• [ЦИТИРУЕМЫЙ ФРАГМЕНТ]
Утроение Пушкина

Иль пред созданьями искусств и вдохновенья

Безмолвно утопать в восторгах умиленья.

Вот счастье, вот права!


[9]

0


Будто между нами и Пушкиным всегда кто-то третий: то Дантес, то «памятник нерукотворный», то иллюстратор…

Чем больше мы недоумеваем, почему Пушкин не так же прославлен на западе, как у нас, тем более убеждаемся, что и та слава, которая есть, досталась ему через оперы Чайковского. Почти все его произведения так или иначе «прооперированы» в музыке. Но и оперу еще надо поставить, а романс исполнить.

Само собой, русское изобразительное искусство тоже не осталось в стороне.

Не говоря о декорациях и костюмах…

Попытка донести до других, что такое Пушкин, столь же общенациональна, сколь индивидуальна. Но и попытки всех смежных искусств, включая балет и скульптуру, только умножили имя поэта, а не раскрыли его. Это он им помог, а не они ему. Сколько Пушкина ни дополняй… а у него все равно больше.

• [ПОСТАВЛЕННЫЕ ЗАДАЧИ]
(1) Через что, согласно фрагменту о Пушкине, досталась поэту та слава на западе, которая у него есть?
(2) Продолжите фрагмент о Пушкине и смежных искусствах, начав сразу после его последней фразы.
Этот материал взят из другого источника.

• [ПРЕДОСТАВЛЕННЫЙ МАТЕРИАЛ]

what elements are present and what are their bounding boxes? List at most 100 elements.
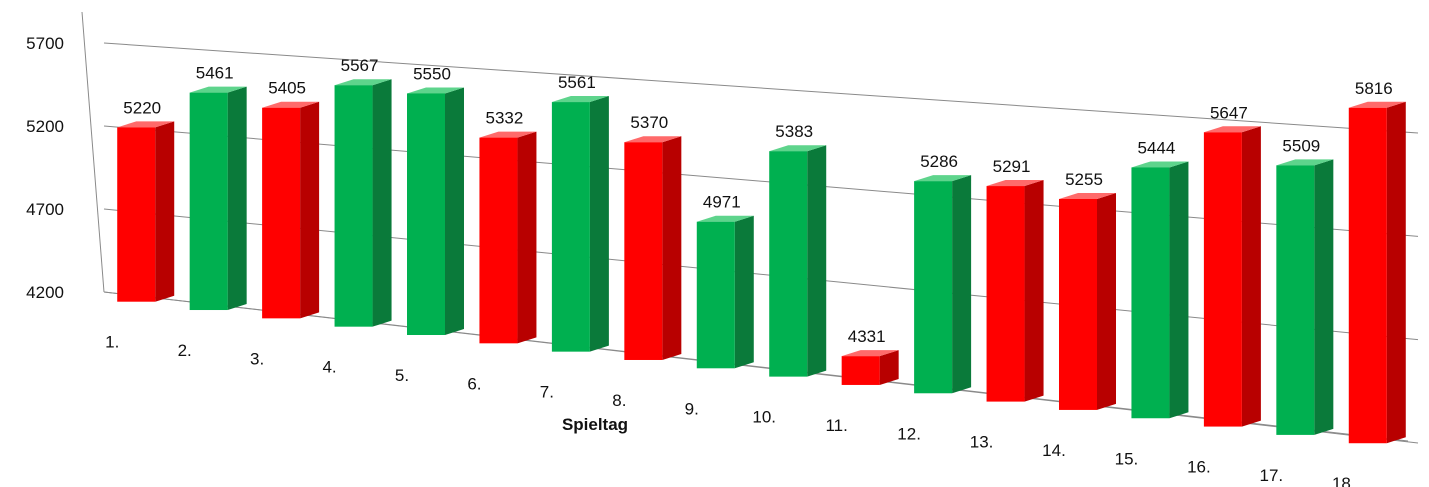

• [ОТВЕТЫ ПО ЗАДАЧАМ]
(1) Через оперы Чайковского.

(2)
И если музыка, сама по себе, может оказаться прекрасной, то с иллюстрированием значительно сложней: тут вам видение и образ внушаются и даже навязываются с гораздо большей непосредственностью, чем в музыке. Начиная со «Сказок Пушкина» в детстве…

Жил старик со своею старухою…

Почему они именно такие?? Восприятие текста оказывается парализованным на всю жизнь толкованием художника.

Вы сейчас держите в руках тройной шедевр – замысла, выполнения и понимания – книгу. Тут у меня как у противника, в принципе, иллюстрирования текста не возникает возражений. Попробую сам с собою разобраться почему.

Я сказал: виноград, как старинная битва, живет…

Разумеется, Мандельштам имел в виду гравюру. Старинность есть как бы ее признак. «Маленькие трагедии» удалены и во времени и в пространстве на несколько веков не только от нас, но и от Пушкина.

1

Попробуем задать несколько вопросов самому Пушкину:

Зачем он перенес время и место действия в другие эпохи и страны?

И разве они такие уж маленькие, эти трагедии?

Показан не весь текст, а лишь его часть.